Set task> Return every line below that contains the string "setData".

##########

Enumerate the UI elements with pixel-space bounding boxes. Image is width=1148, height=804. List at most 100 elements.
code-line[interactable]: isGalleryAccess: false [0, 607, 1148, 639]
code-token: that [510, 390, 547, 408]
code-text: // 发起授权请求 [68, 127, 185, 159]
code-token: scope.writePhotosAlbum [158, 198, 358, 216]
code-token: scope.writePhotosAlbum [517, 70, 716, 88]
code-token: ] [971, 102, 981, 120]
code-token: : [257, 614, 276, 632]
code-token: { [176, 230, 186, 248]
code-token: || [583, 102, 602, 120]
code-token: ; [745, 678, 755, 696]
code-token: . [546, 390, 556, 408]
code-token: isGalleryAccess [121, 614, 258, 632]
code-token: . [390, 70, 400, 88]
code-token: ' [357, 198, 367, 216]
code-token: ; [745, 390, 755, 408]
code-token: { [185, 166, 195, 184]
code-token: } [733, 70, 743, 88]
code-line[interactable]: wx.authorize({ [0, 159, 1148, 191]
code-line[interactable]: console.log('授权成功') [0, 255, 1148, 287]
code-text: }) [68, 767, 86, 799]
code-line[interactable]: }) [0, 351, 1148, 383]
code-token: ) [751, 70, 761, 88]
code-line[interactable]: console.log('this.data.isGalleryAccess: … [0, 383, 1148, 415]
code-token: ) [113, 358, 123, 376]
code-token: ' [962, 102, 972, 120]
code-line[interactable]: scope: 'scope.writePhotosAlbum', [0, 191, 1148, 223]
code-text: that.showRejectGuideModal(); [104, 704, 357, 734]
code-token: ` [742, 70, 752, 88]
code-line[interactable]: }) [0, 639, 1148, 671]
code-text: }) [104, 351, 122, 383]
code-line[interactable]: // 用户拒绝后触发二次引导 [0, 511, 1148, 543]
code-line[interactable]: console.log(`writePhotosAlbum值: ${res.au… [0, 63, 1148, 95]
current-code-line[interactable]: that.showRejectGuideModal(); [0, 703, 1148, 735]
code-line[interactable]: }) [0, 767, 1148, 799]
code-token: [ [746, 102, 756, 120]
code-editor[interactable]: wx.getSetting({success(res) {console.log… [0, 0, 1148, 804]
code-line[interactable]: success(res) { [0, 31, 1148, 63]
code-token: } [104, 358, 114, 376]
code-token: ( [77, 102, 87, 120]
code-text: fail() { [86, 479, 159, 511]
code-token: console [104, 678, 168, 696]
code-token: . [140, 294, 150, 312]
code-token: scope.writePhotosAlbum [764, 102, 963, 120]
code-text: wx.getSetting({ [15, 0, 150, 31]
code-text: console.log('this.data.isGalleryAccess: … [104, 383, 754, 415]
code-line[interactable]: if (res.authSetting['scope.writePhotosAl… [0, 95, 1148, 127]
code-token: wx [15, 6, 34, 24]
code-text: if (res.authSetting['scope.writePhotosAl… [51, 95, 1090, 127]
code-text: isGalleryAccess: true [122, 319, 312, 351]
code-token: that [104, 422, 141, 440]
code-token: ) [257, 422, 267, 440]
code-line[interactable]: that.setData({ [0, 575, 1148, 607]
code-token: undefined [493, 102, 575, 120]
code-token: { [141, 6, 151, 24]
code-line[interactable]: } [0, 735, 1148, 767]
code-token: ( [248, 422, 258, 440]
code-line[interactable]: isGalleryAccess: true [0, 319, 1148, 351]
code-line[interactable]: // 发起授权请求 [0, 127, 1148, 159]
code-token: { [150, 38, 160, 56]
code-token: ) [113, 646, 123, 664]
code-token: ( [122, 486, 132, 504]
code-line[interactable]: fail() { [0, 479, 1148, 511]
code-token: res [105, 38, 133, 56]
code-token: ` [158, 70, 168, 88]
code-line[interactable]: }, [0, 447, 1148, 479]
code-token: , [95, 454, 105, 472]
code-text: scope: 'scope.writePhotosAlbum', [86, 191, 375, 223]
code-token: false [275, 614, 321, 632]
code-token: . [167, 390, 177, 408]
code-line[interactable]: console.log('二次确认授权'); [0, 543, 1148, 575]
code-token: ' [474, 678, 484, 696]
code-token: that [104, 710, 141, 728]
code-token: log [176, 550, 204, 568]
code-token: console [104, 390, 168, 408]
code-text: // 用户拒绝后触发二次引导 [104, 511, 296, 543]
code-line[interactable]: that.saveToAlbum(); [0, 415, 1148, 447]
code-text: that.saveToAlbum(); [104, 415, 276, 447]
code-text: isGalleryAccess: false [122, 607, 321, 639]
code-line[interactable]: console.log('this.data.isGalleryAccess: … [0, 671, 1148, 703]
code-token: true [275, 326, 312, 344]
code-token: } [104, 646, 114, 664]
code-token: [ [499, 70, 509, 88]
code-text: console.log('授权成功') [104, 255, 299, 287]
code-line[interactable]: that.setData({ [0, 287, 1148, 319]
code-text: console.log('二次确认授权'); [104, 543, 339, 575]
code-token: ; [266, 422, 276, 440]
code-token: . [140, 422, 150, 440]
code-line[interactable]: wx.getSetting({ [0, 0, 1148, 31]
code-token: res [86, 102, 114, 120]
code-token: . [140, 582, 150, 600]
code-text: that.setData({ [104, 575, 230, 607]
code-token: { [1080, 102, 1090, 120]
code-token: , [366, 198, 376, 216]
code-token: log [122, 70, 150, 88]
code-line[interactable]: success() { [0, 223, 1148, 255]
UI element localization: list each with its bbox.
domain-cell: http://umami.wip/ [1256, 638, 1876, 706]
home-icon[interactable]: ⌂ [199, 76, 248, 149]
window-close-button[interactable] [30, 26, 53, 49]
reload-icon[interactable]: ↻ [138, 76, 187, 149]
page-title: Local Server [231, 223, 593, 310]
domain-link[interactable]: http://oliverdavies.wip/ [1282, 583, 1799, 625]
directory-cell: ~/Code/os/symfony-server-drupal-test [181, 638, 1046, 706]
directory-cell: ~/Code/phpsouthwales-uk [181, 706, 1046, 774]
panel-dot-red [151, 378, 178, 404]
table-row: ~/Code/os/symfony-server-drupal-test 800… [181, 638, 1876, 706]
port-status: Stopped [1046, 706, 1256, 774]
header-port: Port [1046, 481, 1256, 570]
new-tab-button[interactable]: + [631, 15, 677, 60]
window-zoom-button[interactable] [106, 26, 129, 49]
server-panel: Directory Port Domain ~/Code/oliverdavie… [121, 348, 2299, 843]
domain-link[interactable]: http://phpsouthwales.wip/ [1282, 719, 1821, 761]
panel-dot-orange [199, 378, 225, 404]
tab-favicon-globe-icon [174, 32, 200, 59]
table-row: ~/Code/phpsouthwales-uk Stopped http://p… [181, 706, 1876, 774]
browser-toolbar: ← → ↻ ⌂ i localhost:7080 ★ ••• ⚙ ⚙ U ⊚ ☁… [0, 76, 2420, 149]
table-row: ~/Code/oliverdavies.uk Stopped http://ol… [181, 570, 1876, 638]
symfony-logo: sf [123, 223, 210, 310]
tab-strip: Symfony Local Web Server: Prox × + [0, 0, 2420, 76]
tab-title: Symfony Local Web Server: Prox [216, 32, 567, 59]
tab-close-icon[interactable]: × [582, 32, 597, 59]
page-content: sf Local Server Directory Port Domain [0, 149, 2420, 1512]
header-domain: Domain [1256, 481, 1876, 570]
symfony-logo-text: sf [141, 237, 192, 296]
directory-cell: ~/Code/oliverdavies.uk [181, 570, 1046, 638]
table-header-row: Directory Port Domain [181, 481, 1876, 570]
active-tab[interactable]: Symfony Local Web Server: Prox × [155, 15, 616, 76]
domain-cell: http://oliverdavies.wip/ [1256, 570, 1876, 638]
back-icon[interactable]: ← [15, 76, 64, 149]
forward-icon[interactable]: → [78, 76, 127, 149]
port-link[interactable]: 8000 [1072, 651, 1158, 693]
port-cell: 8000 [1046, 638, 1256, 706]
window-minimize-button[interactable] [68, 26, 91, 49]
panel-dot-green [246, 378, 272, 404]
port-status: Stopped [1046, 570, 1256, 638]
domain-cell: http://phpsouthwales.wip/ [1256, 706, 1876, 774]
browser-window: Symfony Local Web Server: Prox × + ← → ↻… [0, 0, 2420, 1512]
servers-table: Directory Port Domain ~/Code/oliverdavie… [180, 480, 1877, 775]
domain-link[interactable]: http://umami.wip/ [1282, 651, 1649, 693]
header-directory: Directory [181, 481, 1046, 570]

##########

Correct output>
code-line[interactable]: that.setData({ [0, 575, 1148, 607]
code-line[interactable]: that.setData({ [0, 287, 1148, 319]
code-text: that.setData({ [104, 575, 230, 607]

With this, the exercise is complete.